##### Material to process #####

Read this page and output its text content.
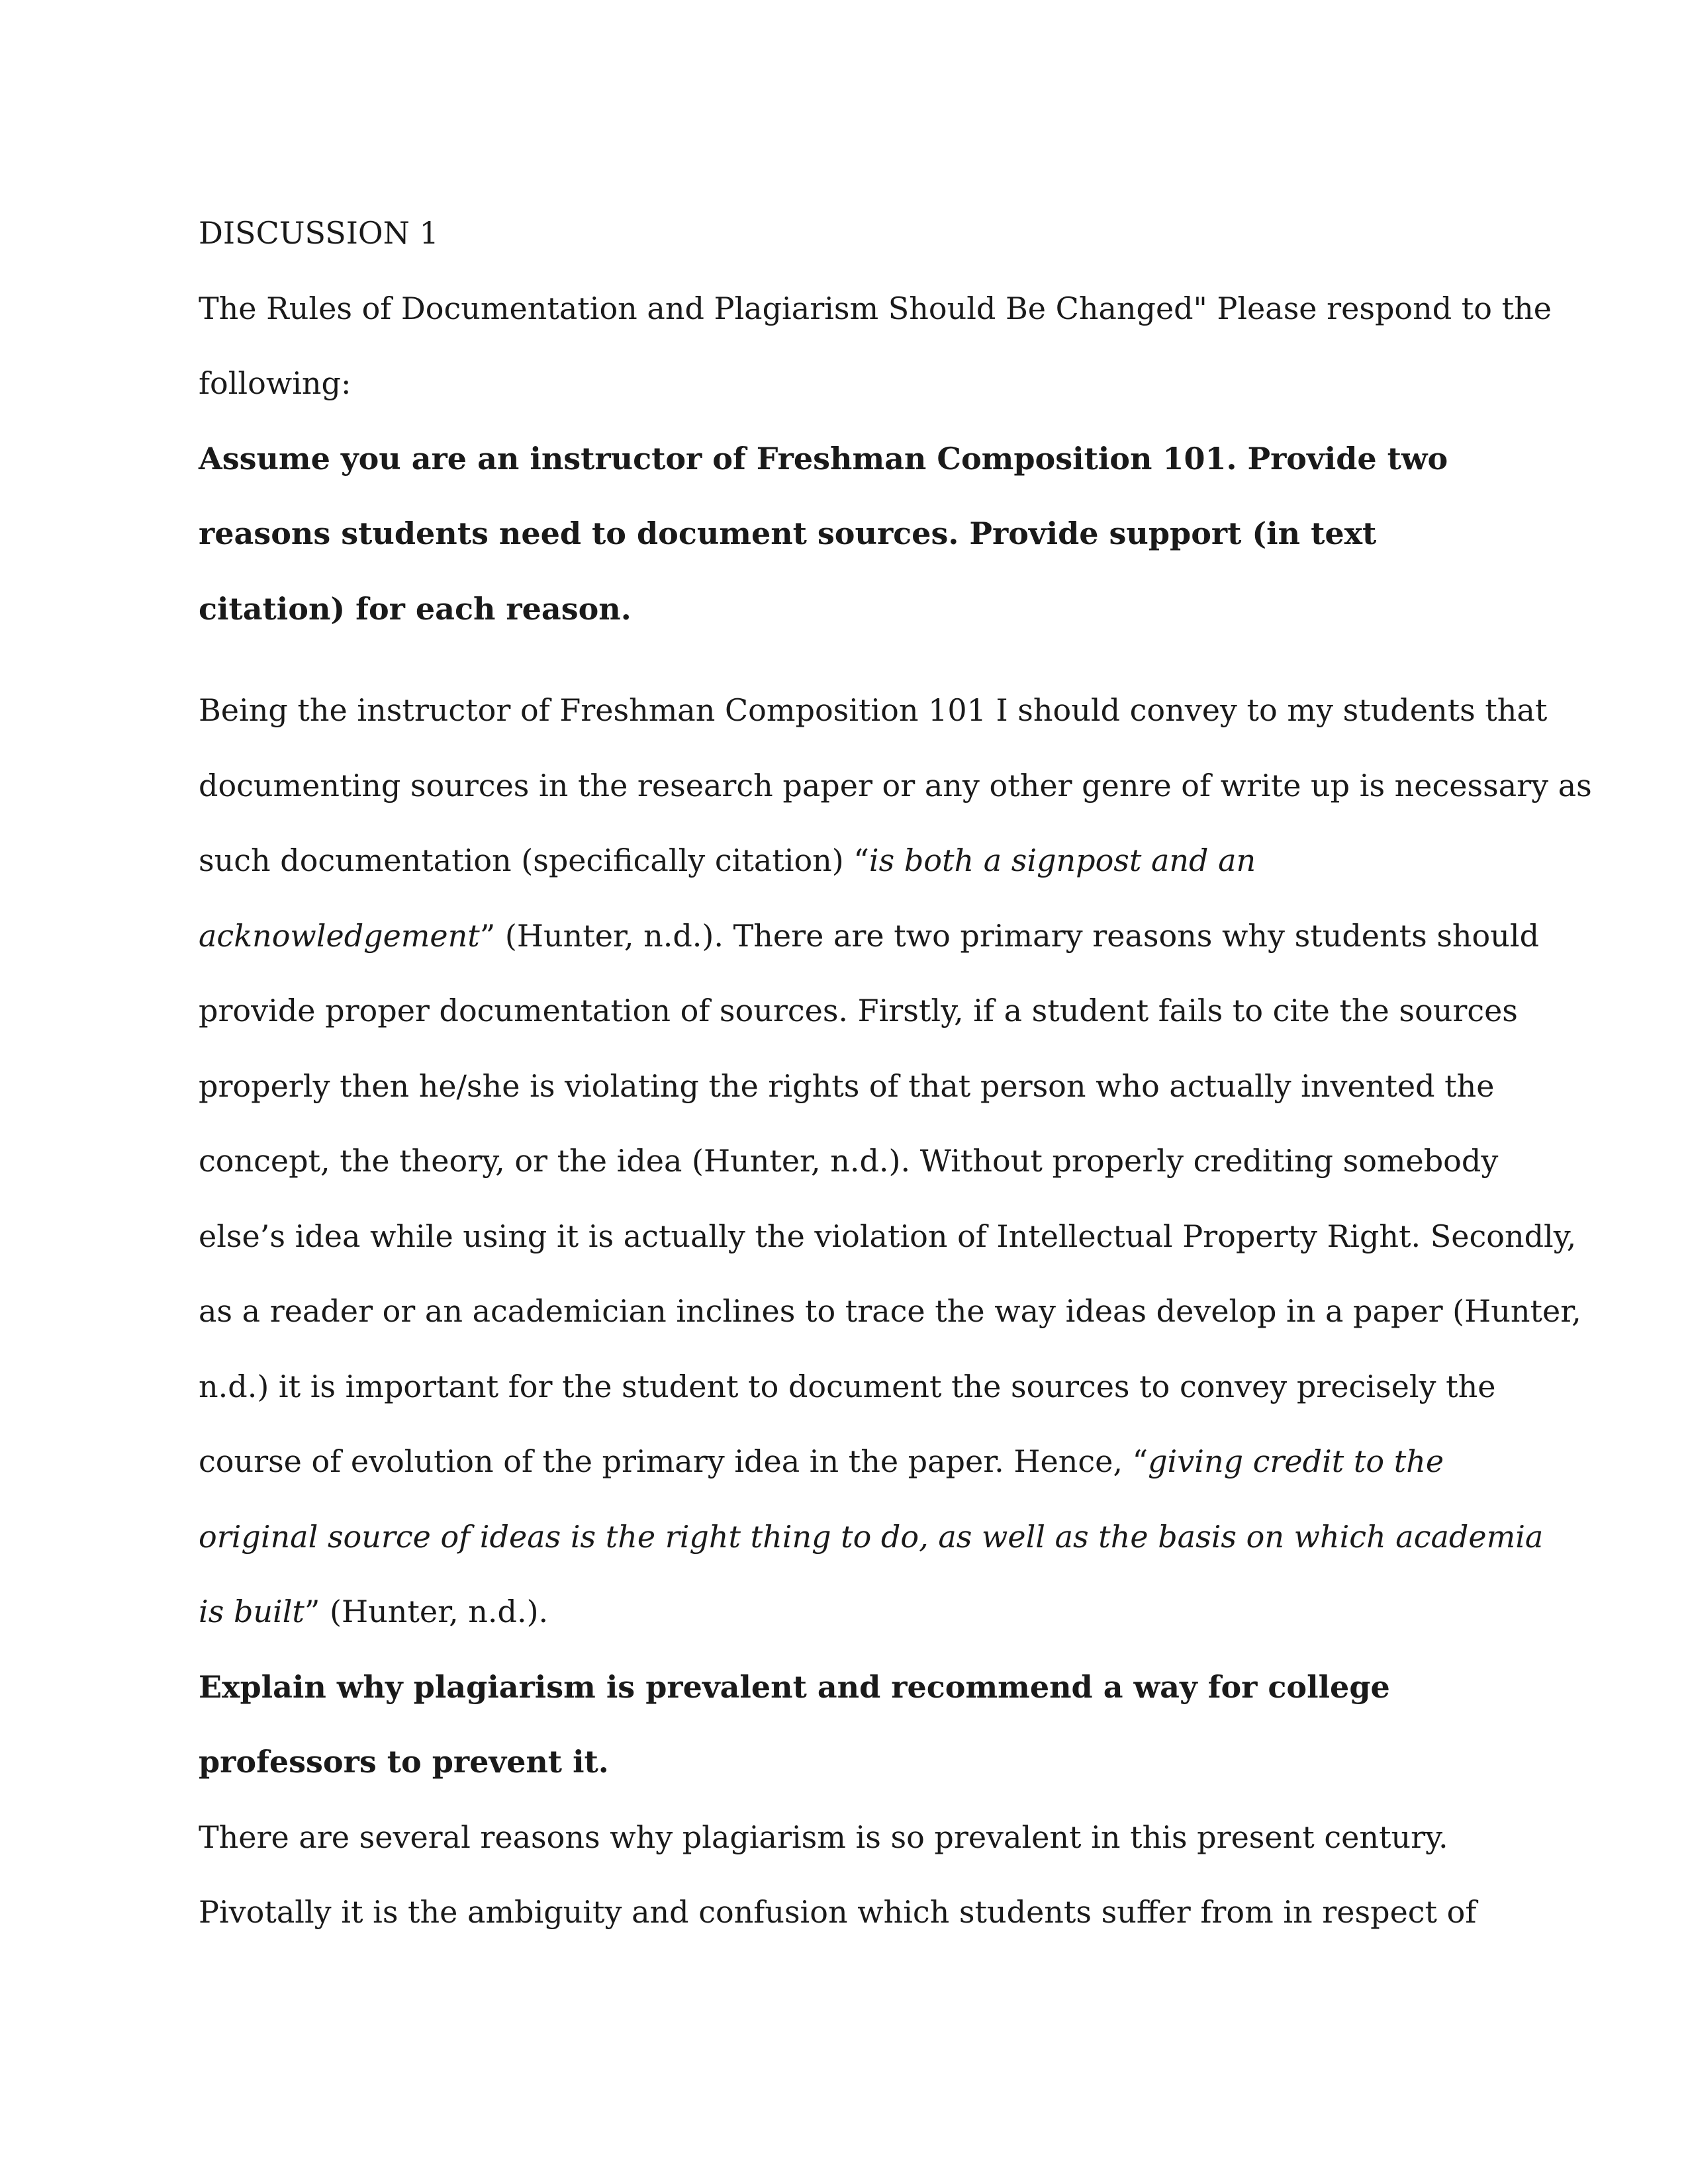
DISCUSSION 1
The Rules of Documentation and Plagiarism Should Be Changed" Please respond to the
following:
Assume you are an instructor of Freshman Composition 101. Provide two
reasons students need to document sources. Provide support (in text
citation) for each reason.
Being the instructor of Freshman Composition 101 I should convey to my students that
documenting sources in the research paper or any other genre of write up is necessary as
such documentation (specifically citation) “is both a signpost and an
acknowledgement” (Hunter, n.d.). There are two primary reasons why students should
provide proper documentation of sources. Firstly, if a student fails to cite the sources
properly then he/she is violating the rights of that person who actually invented the
concept, the theory, or the idea (Hunter, n.d.). Without properly crediting somebody
else’s idea while using it is actually the violation of Intellectual Property Right. Secondly,
as a reader or an academician inclines to trace the way ideas develop in a paper (Hunter,
n.d.) it is important for the student to document the sources to convey precisely the
course of evolution of the primary idea in the paper. Hence, “giving credit to the
original source of ideas is the right thing to do, as well as the basis on which academia
is built” (Hunter, n.d.).
Explain why plagiarism is prevalent and recommend a way for college
professors to prevent it.
There are several reasons why plagiarism is so prevalent in this present century.
Pivotally it is the ambiguity and confusion which students suffer from in respect of
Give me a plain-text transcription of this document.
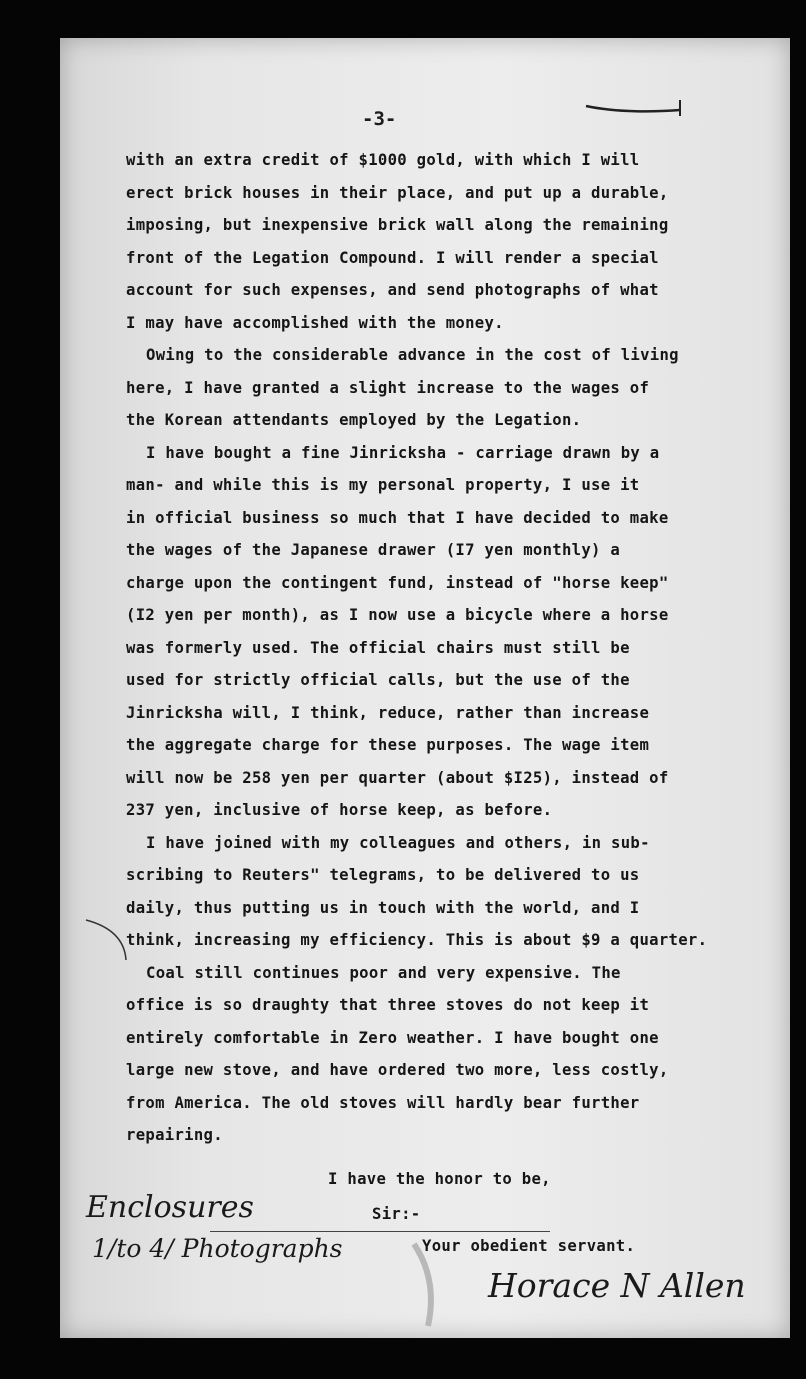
-3-
with an extra credit of $1000 gold, with which I will
erect brick houses in their place, and put up a durable,
imposing, but inexpensive brick wall along the remaining
front of the Legation Compound. I will render a special
account for such expenses, and send photographs of what
I may have accomplished with the money.
Owing to the considerable advance in the cost of living
here, I have granted a slight increase to the wages of
the Korean attendants employed by the Legation.
I have bought a fine Jinricksha - carriage drawn by a
man- and while this is my personal property, I use it
in official business so much that I have decided to make
the wages of the Japanese drawer (I7 yen monthly) a
charge upon the contingent fund, instead of "horse keep"
(I2 yen per month), as I now use a bicycle where a horse
was formerly used. The official chairs must still be
used for strictly official calls, but the use of the
Jinricksha will, I think, reduce, rather than increase
the aggregate charge for these purposes. The wage item
will now be 258 yen per quarter (about $I25), instead of
237 yen, inclusive of horse keep, as before.
I have joined with my colleagues and others, in sub-
scribing to Reuters" telegrams, to be delivered to us
daily, thus putting us in touch with the world, and I
think, increasing my efficiency. This is about $9 a quarter.
Coal still continues poor and very expensive. The
office is so draughty that three stoves do not keep it
entirely comfortable in Zero weather. I have bought one
large new stove, and have ordered two more, less costly,
from America. The old stoves will hardly bear further
repairing.
I have the honor to be,
Sir:-
Your obedient servant.
Enclosures
1/to 4/ Photographs
Horace N Allen
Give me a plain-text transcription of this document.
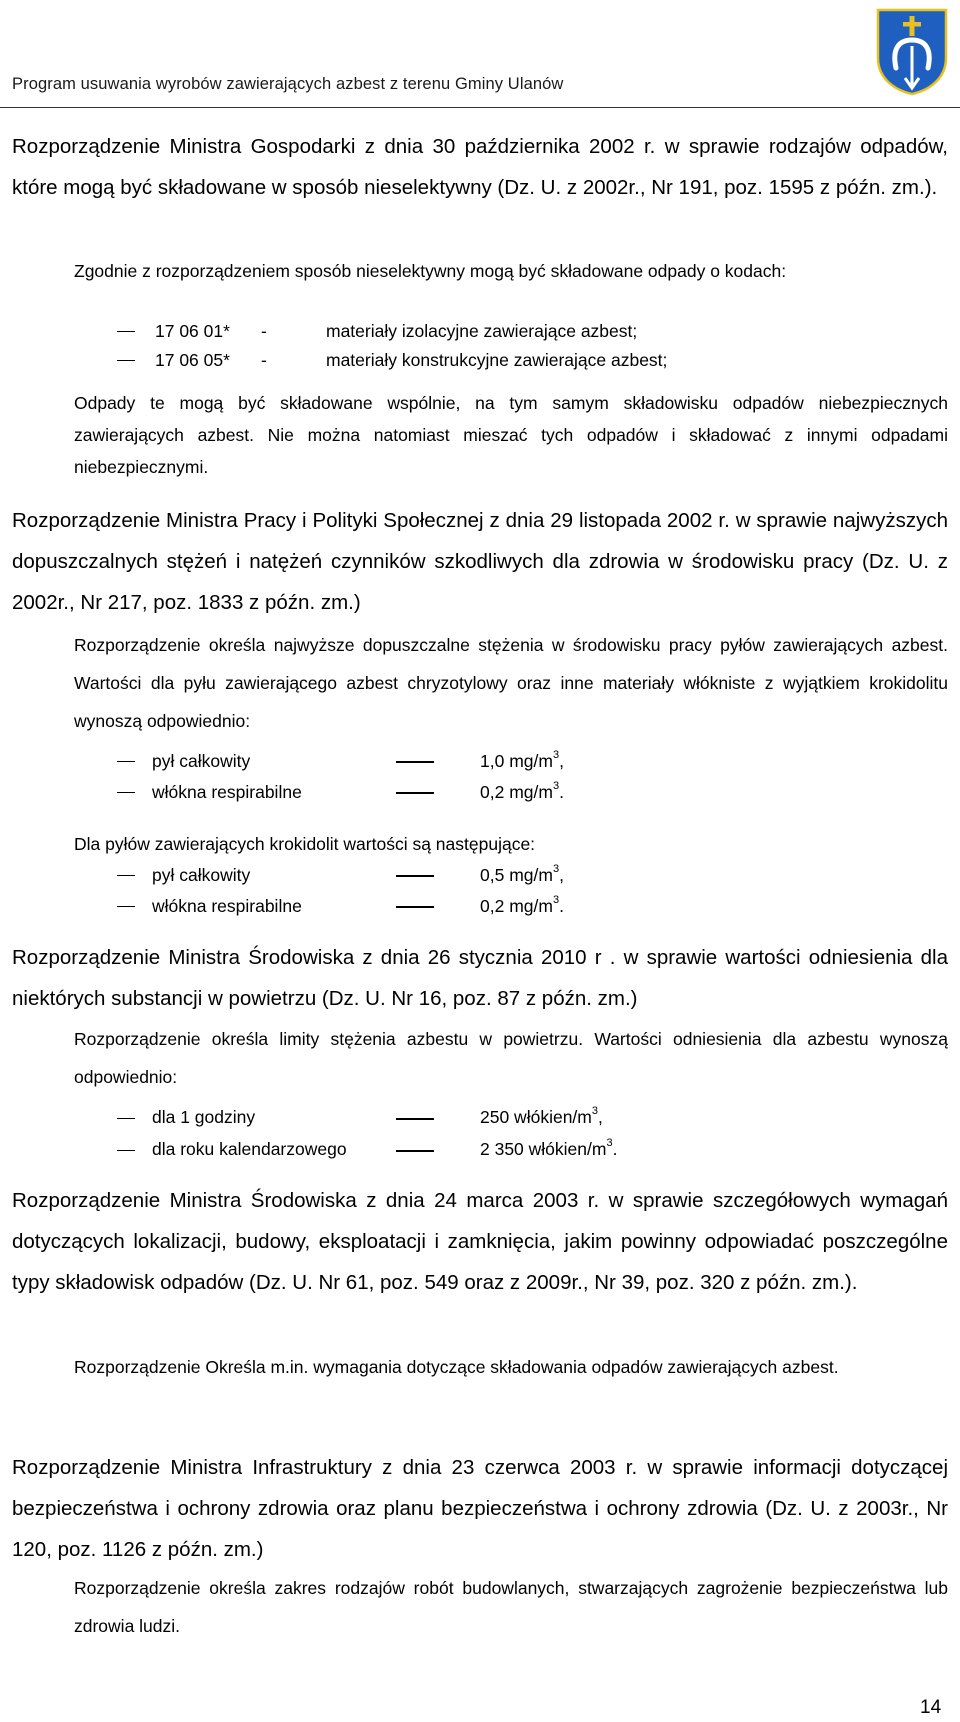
Program usuwania wyrobów zawierających azbest z terenu Gminy Ulanów
Rozporządzenie Ministra Gospodarki z dnia 30 października 2002 r. w sprawie rodzajów odpadów, które mogą być składowane w sposób nieselektywny (Dz. U. z 2002r., Nr 191, poz. 1595 z późn. zm.).
Zgodnie z rozporządzeniem sposób nieselektywny mogą być składowane odpady o kodach:
17 06 01* -	materiały izolacyjne zawierające azbest;
17 06 05* -	materiały konstrukcyjne zawierające azbest;
Odpady te mogą być składowane wspólnie, na tym samym składowisku odpadów niebezpiecznych zawierających azbest. Nie można natomiast mieszać tych odpadów i składować z innymi odpadami niebezpiecznymi.
Rozporządzenie Ministra Pracy i Polityki Społecznej z dnia 29 listopada 2002 r. w sprawie najwyższych dopuszczalnych stężeń i natężeń czynników szkodliwych dla zdrowia w środowisku pracy (Dz. U. z 2002r., Nr 217, poz. 1833 z późn. zm.)
Rozporządzenie określa najwyższe dopuszczalne stężenia w środowisku pracy pyłów zawierających azbest. Wartości dla pyłu zawierającego azbest chryzotylowy oraz inne materiały włókniste z wyjątkiem krokidolitu wynoszą odpowiednio:
pył całkowity	1,0 $mg/m^3$,
włókna respirabilne	0,2 $mg/m^3$.
Dla pyłów zawierających krokidolit wartości są następujące:
pył całkowity	0,5 $mg/m^3$,
włókna respirabilne	0,2 $mg/m^3$.
Rozporządzenie Ministra Środowiska z dnia 26 stycznia 2010 r . w sprawie wartości odniesienia dla niektórych substancji w powietrzu (Dz. U. Nr 16, poz. 87 z późn. zm.)
Rozporządzenie określa limity stężenia azbestu w powietrzu. Wartości odniesienia dla azbestu wynoszą odpowiednio:
dla 1 godziny	250 włókien/$m^3$,
dla roku kalendarzowego	2 350 włókien/$m^3$.
Rozporządzenie Ministra Środowiska z dnia 24 marca 2003 r. w sprawie szczegółowych wymagań dotyczących lokalizacji, budowy, eksploatacji i zamknięcia, jakim powinny odpowiadać poszczególne typy składowisk odpadów (Dz. U. Nr 61, poz. 549 oraz z 2009r., Nr 39, poz. 320 z późn. zm.).
Rozporządzenie Określa m.in. wymagania dotyczące składowania odpadów zawierających azbest.
Rozporządzenie Ministra Infrastruktury z dnia 23 czerwca 2003 r. w sprawie informacji dotyczącej bezpieczeństwa i ochrony zdrowia oraz planu bezpieczeństwa i ochrony zdrowia (Dz. U. z 2003r., Nr 120, poz. 1126 z późn. zm.)
Rozporządzenie określa zakres rodzajów robót budowlanych, stwarzających zagrożenie bezpieczeństwa lub zdrowia ludzi.
14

#####

(Directive): Look through the entries above and list every line containing "think".

(Final result):
Jinricksha will, I think, reduce, rather than increase
think, increasing my efficiency. This is about $9 a quarter.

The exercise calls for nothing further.